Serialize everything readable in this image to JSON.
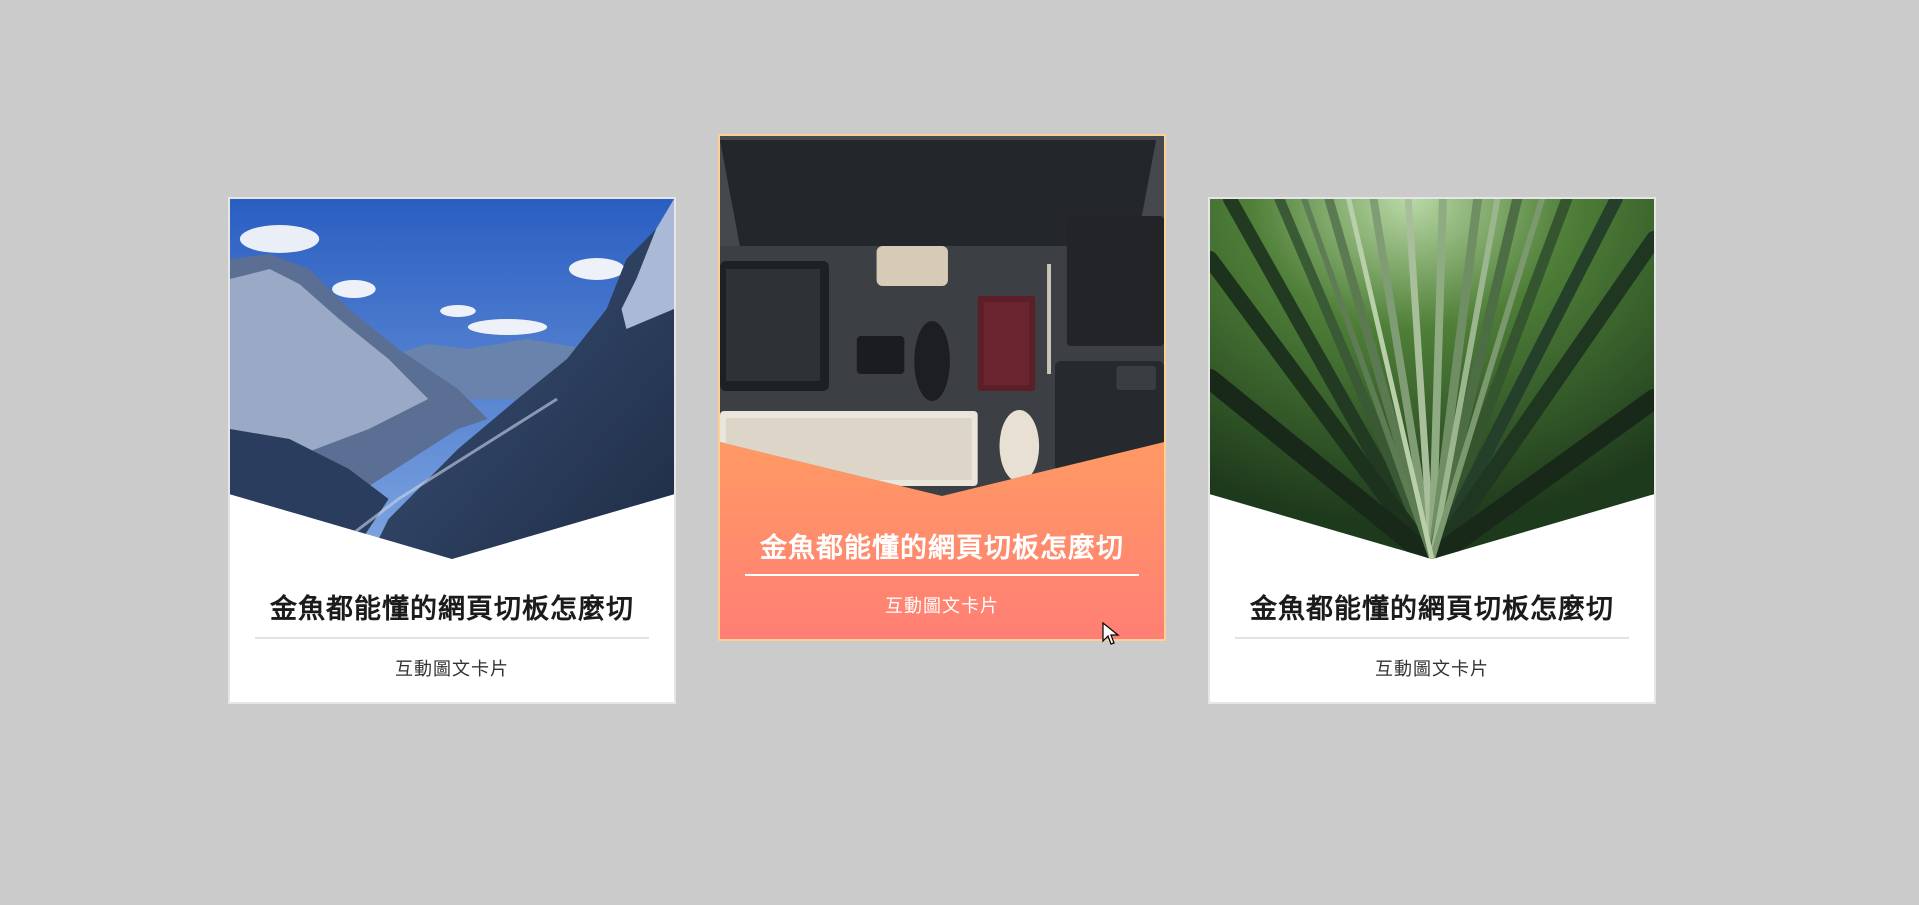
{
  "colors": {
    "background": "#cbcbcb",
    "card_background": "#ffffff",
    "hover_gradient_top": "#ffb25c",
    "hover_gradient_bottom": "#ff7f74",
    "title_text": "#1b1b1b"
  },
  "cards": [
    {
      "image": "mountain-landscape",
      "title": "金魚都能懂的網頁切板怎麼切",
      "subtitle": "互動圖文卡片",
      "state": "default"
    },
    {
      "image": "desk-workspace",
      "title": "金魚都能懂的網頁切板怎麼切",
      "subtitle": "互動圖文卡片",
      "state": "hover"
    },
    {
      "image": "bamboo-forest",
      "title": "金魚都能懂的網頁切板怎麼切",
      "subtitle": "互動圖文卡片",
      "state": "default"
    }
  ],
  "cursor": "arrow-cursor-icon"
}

++++++++

## The task:
Transcribe every record above exactly, leaving out the pictures.

## Solution to this problem:
Serialize everything readable in this image to JSON.
{
  "colors": {
    "background": "#cbcbcb",
    "card_background": "#ffffff",
    "hover_gradient_top": "#ffb25c",
    "hover_gradient_bottom": "#ff7f74",
    "title_text": "#1b1b1b"
  },
  "cards": [
    {
      "image": "mountain-landscape",
      "title": "金魚都能懂的網頁切板怎麼切",
      "subtitle": "互動圖文卡片",
      "state": "default"
    },
    {
      "image": "desk-workspace",
      "title": "金魚都能懂的網頁切板怎麼切",
      "subtitle": "互動圖文卡片",
      "state": "hover"
    },
    {
      "image": "bamboo-forest",
      "title": "金魚都能懂的網頁切板怎麼切",
      "subtitle": "互動圖文卡片",
      "state": "default"
    }
  ],
  "cursor": "arrow-cursor-icon"
}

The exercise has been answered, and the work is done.